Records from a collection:
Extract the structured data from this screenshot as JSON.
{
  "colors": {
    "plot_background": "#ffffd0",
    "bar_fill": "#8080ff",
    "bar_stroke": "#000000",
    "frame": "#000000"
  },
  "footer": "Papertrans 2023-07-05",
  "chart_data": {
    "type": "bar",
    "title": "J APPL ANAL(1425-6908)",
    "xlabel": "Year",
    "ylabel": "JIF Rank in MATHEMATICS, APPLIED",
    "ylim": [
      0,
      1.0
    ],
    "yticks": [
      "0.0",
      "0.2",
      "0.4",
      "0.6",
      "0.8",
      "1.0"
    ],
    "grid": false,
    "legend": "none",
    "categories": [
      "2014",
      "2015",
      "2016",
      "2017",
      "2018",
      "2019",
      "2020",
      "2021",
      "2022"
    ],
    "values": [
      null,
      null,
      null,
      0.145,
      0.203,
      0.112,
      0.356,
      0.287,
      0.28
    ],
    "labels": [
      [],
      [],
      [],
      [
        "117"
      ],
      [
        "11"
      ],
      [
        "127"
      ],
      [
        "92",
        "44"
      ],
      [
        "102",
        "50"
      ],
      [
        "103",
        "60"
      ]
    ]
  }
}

WHAT TO PRODUCE –
Without omitting anything, output the entries exactly.

SOLVED EXERCISE –
Extract the structured data from this screenshot as JSON.
{
  "colors": {
    "plot_background": "#ffffd0",
    "bar_fill": "#8080ff",
    "bar_stroke": "#000000",
    "frame": "#000000"
  },
  "footer": "Papertrans 2023-07-05",
  "chart_data": {
    "type": "bar",
    "title": "J APPL ANAL(1425-6908)",
    "xlabel": "Year",
    "ylabel": "JIF Rank in MATHEMATICS, APPLIED",
    "ylim": [
      0,
      1.0
    ],
    "yticks": [
      "0.0",
      "0.2",
      "0.4",
      "0.6",
      "0.8",
      "1.0"
    ],
    "grid": false,
    "legend": "none",
    "categories": [
      "2014",
      "2015",
      "2016",
      "2017",
      "2018",
      "2019",
      "2020",
      "2021",
      "2022"
    ],
    "values": [
      null,
      null,
      null,
      0.145,
      0.203,
      0.112,
      0.356,
      0.287,
      0.28
    ],
    "labels": [
      [],
      [],
      [],
      [
        "117"
      ],
      [
        "11"
      ],
      [
        "127"
      ],
      [
        "92",
        "44"
      ],
      [
        "102",
        "50"
      ],
      [
        "103",
        "60"
      ]
    ]
  }
}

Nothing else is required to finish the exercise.